▸ **Task goal**
Count every line in the data below where "Niska" occurs, then state that number and nothing more.

▸ **Supplied entries**
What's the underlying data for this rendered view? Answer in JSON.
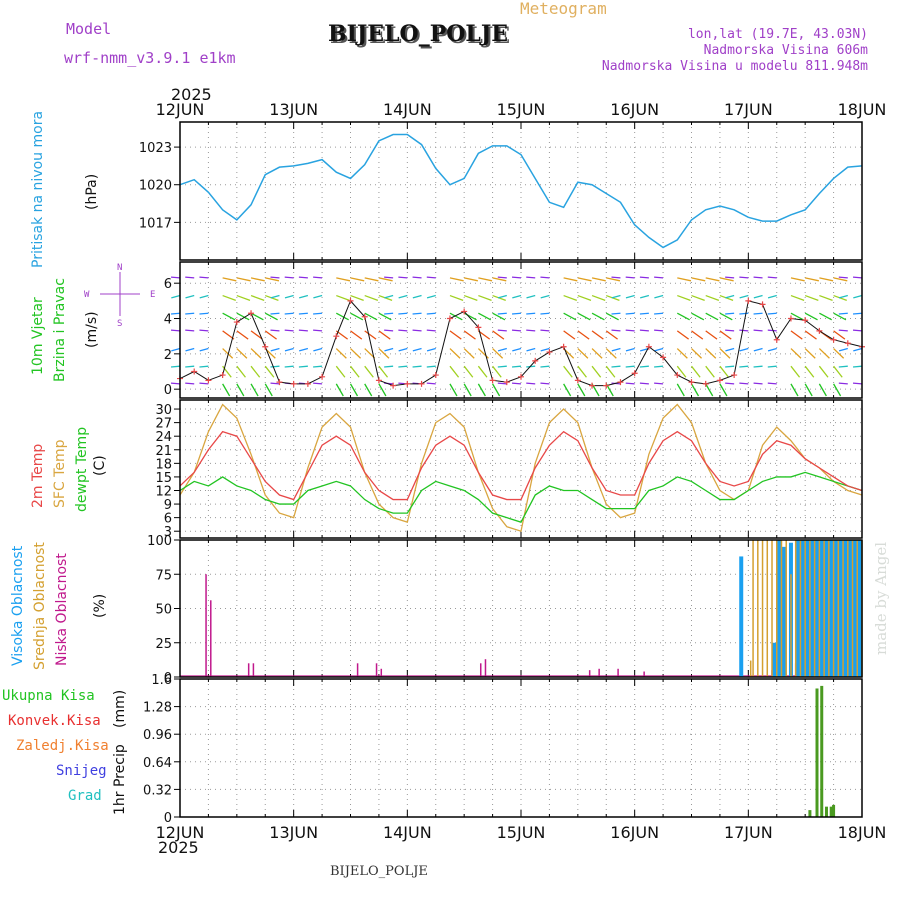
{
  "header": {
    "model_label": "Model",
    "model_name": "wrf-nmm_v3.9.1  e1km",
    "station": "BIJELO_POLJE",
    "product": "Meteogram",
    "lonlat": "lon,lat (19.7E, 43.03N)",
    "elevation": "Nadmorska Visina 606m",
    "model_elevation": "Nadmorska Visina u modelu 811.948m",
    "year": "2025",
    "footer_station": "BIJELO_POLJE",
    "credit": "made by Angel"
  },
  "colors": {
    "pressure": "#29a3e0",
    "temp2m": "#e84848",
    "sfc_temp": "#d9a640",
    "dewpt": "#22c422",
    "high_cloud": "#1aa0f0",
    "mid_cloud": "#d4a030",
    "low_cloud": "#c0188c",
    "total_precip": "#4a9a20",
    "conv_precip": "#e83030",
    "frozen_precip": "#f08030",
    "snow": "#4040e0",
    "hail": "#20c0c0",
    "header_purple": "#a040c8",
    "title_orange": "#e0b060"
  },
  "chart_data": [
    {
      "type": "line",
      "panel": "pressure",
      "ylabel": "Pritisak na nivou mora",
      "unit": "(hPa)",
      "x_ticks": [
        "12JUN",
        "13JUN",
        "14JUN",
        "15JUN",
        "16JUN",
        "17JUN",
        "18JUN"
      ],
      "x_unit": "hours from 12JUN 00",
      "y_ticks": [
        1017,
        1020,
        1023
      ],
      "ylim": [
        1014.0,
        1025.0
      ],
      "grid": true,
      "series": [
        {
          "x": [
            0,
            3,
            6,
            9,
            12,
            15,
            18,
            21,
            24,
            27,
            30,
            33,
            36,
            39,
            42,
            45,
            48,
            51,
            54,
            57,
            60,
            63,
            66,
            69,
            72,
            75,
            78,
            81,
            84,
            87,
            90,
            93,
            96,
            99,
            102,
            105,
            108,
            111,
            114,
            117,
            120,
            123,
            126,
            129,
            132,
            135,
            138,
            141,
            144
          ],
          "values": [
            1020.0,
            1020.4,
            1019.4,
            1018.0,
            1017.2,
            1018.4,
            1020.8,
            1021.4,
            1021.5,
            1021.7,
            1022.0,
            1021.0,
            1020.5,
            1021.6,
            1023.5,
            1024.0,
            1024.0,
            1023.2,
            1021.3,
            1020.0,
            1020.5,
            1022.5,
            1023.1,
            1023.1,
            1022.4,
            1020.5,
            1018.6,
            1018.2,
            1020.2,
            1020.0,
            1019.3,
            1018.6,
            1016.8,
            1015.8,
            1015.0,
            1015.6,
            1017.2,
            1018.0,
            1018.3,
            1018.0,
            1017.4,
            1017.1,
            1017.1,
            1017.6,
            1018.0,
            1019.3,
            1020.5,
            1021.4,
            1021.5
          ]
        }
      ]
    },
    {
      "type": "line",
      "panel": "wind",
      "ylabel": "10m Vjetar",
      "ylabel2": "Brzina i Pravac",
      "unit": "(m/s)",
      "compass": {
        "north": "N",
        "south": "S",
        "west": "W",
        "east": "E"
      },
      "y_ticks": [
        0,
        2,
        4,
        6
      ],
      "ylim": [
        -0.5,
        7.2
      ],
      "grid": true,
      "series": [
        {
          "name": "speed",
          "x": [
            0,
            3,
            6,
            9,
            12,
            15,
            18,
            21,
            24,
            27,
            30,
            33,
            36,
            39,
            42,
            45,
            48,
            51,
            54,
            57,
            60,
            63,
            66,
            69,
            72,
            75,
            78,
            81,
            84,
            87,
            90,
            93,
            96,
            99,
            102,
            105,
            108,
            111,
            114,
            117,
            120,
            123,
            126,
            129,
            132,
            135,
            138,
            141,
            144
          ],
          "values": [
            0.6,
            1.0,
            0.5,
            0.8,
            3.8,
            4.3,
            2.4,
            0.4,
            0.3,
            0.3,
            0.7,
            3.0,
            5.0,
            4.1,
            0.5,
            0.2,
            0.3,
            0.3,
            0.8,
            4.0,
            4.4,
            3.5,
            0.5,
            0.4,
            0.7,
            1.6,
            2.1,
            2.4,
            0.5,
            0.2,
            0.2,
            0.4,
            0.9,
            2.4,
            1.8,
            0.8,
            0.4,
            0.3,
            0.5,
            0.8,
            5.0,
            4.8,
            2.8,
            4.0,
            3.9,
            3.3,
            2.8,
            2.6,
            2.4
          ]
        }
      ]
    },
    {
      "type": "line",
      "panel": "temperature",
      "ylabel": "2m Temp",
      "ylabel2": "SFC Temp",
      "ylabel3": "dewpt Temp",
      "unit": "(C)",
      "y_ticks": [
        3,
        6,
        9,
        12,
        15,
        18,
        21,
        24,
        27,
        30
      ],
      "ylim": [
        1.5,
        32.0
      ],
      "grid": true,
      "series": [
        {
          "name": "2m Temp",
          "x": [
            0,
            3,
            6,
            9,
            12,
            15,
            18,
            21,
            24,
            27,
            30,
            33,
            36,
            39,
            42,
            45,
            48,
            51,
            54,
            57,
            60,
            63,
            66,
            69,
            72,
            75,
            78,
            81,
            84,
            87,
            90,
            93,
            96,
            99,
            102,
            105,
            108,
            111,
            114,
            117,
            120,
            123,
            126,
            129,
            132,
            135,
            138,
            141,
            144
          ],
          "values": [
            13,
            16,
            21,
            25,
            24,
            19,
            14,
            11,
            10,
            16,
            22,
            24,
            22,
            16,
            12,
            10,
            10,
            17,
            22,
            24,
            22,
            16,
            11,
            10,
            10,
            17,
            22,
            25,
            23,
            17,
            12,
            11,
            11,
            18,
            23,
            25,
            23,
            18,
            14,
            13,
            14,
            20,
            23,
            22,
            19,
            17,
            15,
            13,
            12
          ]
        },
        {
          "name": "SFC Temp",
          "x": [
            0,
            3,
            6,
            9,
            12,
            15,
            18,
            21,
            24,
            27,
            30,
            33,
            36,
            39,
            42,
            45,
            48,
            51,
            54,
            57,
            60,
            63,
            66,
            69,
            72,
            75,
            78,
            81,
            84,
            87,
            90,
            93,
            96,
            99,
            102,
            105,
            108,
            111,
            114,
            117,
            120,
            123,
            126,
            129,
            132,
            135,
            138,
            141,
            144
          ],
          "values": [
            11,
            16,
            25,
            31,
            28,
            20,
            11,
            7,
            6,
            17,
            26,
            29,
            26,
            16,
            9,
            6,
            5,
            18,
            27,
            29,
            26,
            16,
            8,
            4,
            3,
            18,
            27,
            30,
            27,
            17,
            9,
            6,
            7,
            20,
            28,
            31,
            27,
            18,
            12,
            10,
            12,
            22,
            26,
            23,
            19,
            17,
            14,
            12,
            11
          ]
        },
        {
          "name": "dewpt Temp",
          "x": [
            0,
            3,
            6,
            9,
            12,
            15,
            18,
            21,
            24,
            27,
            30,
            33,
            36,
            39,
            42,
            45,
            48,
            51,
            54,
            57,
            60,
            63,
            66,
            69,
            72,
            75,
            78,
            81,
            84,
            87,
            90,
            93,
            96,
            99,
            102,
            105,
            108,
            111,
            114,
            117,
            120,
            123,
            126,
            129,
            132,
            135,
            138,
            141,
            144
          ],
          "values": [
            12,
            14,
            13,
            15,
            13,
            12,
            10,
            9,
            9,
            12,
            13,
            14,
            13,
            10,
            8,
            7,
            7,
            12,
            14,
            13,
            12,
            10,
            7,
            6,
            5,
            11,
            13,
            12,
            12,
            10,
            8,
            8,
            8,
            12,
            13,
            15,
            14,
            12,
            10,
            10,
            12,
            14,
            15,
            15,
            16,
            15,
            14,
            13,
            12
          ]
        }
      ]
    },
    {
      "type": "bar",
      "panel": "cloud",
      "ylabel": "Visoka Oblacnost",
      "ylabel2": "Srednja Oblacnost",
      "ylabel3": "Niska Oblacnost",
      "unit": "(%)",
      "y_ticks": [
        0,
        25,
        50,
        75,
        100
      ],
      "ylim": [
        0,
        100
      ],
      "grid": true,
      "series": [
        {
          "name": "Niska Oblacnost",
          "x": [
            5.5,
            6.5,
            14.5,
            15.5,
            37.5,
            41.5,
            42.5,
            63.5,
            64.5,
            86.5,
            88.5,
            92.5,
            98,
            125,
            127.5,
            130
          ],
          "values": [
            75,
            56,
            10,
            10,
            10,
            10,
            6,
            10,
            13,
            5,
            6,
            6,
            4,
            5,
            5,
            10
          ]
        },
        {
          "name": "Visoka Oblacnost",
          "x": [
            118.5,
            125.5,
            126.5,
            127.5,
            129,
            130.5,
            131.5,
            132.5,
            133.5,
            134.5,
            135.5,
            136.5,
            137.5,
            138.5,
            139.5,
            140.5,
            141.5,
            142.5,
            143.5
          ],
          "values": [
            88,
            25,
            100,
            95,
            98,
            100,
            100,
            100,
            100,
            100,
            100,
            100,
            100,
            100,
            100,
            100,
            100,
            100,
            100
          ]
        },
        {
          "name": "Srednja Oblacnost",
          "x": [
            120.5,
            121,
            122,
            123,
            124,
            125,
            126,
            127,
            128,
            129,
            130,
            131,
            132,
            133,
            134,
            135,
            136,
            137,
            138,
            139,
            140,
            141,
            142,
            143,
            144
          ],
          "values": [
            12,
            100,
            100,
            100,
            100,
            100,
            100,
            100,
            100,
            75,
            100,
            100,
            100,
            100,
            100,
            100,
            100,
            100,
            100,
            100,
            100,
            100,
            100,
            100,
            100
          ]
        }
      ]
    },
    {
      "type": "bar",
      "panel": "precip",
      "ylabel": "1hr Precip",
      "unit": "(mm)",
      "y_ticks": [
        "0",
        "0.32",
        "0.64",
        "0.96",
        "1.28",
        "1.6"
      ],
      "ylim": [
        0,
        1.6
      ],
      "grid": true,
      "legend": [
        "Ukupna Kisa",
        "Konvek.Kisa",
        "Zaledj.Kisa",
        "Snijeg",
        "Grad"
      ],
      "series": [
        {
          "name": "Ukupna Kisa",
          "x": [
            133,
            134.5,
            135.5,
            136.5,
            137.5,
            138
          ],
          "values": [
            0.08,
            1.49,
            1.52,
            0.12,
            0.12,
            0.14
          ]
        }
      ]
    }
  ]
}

▸ **Result**
2